■ INSTRUCTIONS FOR THE TASK: Rename "year-cell" to "admission-year-cell" in the material, beginning at its first line and stopping after the line that has "- min-rank-cell: ——: [627, 419, 736, 457]". Return only those lines, with nothing else changed.

[Spatial annotation records]
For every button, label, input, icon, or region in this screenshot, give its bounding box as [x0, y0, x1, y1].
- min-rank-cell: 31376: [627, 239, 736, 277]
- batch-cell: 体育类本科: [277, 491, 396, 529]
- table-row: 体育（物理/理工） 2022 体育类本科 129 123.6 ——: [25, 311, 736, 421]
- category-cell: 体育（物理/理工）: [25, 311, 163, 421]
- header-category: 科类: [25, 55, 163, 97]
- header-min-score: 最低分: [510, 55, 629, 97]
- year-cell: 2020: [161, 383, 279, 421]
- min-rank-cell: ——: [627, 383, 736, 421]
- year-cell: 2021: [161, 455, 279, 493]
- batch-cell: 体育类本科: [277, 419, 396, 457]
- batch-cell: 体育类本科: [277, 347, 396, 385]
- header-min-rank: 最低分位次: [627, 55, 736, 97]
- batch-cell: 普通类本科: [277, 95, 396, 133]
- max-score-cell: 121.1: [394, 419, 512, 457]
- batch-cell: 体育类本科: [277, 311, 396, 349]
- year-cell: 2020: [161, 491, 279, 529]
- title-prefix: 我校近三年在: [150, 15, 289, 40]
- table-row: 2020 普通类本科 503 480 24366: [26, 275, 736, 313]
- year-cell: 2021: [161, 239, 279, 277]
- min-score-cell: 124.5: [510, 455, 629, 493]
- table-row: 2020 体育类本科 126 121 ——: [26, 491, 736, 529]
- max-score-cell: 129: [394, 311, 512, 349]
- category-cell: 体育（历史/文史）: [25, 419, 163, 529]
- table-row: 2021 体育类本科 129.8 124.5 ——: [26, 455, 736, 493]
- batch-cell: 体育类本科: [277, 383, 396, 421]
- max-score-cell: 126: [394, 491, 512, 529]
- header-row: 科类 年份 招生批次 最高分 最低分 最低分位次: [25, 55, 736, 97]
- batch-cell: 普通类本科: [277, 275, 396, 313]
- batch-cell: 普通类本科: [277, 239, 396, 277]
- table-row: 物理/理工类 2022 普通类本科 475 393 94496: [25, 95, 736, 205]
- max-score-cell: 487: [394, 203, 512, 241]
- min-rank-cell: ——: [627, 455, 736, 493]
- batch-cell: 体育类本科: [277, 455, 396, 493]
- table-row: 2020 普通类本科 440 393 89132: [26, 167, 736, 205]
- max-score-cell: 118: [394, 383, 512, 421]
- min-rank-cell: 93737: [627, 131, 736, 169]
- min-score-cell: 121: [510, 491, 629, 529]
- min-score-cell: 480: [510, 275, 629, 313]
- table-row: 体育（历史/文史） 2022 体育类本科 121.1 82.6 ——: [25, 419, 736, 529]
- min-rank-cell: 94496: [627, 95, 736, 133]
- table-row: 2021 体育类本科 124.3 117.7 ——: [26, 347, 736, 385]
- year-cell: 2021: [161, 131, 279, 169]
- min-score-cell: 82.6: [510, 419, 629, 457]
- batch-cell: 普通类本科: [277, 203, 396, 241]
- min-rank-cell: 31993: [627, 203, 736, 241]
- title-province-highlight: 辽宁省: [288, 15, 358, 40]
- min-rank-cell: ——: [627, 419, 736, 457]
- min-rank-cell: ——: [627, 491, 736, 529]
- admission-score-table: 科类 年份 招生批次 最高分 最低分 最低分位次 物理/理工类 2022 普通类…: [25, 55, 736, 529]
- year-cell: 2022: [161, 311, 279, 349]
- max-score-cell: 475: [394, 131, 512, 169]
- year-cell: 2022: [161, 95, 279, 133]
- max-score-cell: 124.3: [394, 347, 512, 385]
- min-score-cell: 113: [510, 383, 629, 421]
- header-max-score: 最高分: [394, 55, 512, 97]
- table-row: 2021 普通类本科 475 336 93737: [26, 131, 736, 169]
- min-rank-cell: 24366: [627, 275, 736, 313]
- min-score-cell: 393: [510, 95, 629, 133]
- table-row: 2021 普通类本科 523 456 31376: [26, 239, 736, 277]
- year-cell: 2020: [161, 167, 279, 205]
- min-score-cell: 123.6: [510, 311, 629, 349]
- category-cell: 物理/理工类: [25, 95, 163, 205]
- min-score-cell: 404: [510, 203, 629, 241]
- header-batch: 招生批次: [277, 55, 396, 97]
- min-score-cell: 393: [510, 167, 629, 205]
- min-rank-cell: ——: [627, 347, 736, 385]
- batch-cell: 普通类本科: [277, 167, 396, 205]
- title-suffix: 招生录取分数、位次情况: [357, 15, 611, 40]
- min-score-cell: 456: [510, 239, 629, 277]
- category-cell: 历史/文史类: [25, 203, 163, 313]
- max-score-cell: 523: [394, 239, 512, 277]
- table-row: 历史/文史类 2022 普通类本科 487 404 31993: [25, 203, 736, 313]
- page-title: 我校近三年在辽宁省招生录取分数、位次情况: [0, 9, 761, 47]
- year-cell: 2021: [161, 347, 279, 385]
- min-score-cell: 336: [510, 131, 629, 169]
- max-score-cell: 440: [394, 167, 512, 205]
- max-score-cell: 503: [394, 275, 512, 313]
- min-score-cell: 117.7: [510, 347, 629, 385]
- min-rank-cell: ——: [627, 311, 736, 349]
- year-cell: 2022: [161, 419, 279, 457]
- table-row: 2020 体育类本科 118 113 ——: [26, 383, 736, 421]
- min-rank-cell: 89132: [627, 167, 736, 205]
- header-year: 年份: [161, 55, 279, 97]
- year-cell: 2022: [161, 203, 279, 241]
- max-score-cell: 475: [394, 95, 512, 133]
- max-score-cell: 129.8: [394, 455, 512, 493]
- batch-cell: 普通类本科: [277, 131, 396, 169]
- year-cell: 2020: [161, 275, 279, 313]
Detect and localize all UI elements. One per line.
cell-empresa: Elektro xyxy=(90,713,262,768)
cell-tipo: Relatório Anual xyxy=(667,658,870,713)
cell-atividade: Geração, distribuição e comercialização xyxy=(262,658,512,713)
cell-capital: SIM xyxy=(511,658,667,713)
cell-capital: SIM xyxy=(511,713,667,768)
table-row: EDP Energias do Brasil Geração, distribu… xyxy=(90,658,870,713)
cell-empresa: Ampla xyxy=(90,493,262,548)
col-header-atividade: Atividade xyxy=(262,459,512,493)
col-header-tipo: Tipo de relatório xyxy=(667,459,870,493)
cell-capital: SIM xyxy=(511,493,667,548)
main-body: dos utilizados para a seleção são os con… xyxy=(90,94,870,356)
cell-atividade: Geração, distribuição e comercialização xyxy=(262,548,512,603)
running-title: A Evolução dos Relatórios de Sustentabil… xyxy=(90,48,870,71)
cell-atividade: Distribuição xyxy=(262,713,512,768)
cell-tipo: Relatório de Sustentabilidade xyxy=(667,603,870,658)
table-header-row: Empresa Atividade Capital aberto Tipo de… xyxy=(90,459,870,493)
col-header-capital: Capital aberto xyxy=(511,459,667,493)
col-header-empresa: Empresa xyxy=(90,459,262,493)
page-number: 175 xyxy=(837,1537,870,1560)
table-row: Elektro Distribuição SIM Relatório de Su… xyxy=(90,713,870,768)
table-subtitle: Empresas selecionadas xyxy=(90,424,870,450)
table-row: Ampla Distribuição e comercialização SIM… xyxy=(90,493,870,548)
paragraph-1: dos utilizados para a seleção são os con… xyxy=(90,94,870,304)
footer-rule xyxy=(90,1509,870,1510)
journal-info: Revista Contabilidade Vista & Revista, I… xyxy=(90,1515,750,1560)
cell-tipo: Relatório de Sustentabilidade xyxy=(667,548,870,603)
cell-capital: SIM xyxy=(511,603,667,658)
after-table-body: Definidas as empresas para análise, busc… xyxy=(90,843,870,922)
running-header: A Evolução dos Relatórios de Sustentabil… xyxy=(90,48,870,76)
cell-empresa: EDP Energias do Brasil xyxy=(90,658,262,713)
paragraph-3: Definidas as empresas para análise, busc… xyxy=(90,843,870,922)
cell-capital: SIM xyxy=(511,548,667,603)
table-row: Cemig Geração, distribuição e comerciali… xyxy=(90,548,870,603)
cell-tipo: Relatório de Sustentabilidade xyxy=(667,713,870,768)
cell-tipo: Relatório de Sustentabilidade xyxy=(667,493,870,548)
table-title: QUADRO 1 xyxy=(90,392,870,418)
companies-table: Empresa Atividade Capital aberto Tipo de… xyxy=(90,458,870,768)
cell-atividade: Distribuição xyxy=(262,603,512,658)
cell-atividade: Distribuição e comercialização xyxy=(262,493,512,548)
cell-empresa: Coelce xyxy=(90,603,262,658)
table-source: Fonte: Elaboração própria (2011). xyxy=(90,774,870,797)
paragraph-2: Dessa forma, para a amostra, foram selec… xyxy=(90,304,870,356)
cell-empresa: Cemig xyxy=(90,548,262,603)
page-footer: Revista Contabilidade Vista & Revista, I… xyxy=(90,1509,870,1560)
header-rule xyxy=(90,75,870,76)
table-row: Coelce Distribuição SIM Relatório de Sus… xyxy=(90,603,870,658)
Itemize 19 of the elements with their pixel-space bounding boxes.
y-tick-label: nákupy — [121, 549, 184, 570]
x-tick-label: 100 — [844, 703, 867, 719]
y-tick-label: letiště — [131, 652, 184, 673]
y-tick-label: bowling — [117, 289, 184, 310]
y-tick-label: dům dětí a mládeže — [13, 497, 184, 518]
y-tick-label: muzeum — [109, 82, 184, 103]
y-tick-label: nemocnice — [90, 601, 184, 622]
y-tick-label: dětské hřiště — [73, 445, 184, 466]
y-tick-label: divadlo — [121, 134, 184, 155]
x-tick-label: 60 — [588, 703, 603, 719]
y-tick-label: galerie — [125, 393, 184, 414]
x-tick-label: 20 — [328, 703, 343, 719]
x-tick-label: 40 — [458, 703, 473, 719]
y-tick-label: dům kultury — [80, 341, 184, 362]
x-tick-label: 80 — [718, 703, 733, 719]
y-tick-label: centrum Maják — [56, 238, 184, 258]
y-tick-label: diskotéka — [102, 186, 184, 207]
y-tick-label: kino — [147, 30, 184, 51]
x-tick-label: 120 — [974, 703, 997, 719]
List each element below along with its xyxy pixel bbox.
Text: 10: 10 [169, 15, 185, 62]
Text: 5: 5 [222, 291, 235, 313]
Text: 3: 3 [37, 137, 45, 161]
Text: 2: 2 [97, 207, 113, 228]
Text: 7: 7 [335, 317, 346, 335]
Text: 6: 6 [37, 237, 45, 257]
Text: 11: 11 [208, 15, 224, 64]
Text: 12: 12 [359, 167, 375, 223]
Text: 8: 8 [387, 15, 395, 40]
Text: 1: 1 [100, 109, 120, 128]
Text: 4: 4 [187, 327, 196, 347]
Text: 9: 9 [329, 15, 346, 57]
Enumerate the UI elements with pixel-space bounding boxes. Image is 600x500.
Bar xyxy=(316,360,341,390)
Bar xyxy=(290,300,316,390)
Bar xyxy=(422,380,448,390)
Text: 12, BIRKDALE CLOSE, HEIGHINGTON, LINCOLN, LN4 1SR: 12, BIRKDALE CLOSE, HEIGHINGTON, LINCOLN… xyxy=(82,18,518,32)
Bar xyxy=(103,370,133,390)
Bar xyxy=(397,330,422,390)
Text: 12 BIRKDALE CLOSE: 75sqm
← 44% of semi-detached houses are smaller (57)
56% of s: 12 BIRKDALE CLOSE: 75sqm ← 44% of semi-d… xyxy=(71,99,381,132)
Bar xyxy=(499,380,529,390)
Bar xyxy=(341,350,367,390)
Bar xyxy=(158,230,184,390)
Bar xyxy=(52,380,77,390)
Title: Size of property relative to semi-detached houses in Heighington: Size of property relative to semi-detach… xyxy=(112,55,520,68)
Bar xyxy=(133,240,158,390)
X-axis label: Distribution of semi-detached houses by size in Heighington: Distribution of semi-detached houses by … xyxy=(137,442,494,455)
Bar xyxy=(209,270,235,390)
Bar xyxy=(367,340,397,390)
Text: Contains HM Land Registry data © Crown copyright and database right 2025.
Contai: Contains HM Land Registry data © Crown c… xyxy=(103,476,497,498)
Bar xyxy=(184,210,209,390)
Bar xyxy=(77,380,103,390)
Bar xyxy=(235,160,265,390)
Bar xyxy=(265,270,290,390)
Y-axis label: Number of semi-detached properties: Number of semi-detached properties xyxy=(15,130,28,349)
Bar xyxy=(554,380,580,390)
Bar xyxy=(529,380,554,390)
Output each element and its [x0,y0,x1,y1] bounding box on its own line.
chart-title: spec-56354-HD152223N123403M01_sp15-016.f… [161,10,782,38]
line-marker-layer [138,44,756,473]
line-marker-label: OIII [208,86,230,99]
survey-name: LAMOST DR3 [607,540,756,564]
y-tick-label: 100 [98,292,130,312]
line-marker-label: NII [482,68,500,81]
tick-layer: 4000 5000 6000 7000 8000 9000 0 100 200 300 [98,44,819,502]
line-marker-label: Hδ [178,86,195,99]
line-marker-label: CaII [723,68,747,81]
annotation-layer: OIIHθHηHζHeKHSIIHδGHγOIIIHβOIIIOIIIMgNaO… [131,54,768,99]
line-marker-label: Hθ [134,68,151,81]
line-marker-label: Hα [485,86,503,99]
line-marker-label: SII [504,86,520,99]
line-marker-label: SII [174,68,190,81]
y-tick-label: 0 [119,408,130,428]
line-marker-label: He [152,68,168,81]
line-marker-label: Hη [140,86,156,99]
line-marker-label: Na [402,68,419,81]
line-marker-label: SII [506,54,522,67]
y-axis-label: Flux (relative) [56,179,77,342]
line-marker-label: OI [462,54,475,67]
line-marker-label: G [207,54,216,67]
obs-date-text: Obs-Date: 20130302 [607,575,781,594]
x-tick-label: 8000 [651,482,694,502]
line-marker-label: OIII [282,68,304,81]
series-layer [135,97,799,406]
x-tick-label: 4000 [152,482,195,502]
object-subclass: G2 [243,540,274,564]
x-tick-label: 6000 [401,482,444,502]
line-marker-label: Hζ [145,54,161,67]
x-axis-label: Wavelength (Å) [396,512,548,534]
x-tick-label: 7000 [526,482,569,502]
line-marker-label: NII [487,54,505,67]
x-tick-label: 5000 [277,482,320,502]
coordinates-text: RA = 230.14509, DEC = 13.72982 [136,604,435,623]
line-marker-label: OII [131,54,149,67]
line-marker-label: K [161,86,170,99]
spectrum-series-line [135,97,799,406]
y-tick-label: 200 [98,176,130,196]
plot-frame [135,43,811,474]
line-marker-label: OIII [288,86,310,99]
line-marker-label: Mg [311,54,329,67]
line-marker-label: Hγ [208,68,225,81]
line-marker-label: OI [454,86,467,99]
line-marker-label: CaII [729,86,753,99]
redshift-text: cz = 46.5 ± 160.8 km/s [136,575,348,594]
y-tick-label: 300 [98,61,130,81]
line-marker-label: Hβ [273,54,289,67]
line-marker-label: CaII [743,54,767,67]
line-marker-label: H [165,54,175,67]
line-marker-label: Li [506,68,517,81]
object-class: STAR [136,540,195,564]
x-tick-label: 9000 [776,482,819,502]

■ SOLUTION FOR THIS PROBLEM:
For every button, label, input, icon, or region in this screenshot, give its bounding box as [x0, y0, x1, y1].
- min-rank-cell: 31376: [627, 239, 736, 277]
- batch-cell: 体育类本科: [277, 491, 396, 529]
- table-row: 体育（物理/理工） 2022 体育类本科 129 123.6 ——: [25, 311, 736, 421]
- category-cell: 体育（物理/理工）: [25, 311, 163, 421]
- header-category: 科类: [25, 55, 163, 97]
- header-min-score: 最低分: [510, 55, 629, 97]
- admission-year-cell: 2020: [161, 383, 279, 421]
- min-rank-cell: ——: [627, 383, 736, 421]
- admission-year-cell: 2021: [161, 455, 279, 493]
- batch-cell: 体育类本科: [277, 419, 396, 457]
- batch-cell: 体育类本科: [277, 347, 396, 385]
- header-min-rank: 最低分位次: [627, 55, 736, 97]
- batch-cell: 普通类本科: [277, 95, 396, 133]
- max-score-cell: 121.1: [394, 419, 512, 457]
- batch-cell: 体育类本科: [277, 311, 396, 349]
- admission-year-cell: 2020: [161, 491, 279, 529]
- title-prefix: 我校近三年在: [150, 15, 289, 40]
- table-row: 2020 普通类本科 503 480 24366: [26, 275, 736, 313]
- admission-year-cell: 2021: [161, 239, 279, 277]
- min-score-cell: 124.5: [510, 455, 629, 493]
- table-row: 2020 体育类本科 126 121 ——: [26, 491, 736, 529]
- max-score-cell: 129: [394, 311, 512, 349]
- category-cell: 体育（历史/文史）: [25, 419, 163, 529]
- table-row: 2021 体育类本科 129.8 124.5 ——: [26, 455, 736, 493]
- batch-cell: 体育类本科: [277, 383, 396, 421]
- max-score-cell: 126: [394, 491, 512, 529]
- header-row: 科类 年份 招生批次 最高分 最低分 最低分位次: [25, 55, 736, 97]
- batch-cell: 普通类本科: [277, 275, 396, 313]
- batch-cell: 普通类本科: [277, 239, 396, 277]
- table-row: 物理/理工类 2022 普通类本科 475 393 94496: [25, 95, 736, 205]
- max-score-cell: 487: [394, 203, 512, 241]
- min-rank-cell: ——: [627, 455, 736, 493]
- batch-cell: 体育类本科: [277, 455, 396, 493]
- table-row: 2020 普通类本科 440 393 89132: [26, 167, 736, 205]
- max-score-cell: 118: [394, 383, 512, 421]
- min-rank-cell: 93737: [627, 131, 736, 169]
- min-score-cell: 121: [510, 491, 629, 529]
- min-score-cell: 480: [510, 275, 629, 313]
- table-row: 体育（历史/文史） 2022 体育类本科 121.1 82.6 ——: [25, 419, 736, 529]
- min-rank-cell: 94496: [627, 95, 736, 133]
- table-row: 2021 体育类本科 124.3 117.7 ——: [26, 347, 736, 385]
- admission-year-cell: 2021: [161, 131, 279, 169]
- min-score-cell: 82.6: [510, 419, 629, 457]
- batch-cell: 普通类本科: [277, 203, 396, 241]
- min-rank-cell: 31993: [627, 203, 736, 241]
- title-province-highlight: 辽宁省: [288, 15, 358, 40]
- min-rank-cell: ——: [627, 419, 736, 457]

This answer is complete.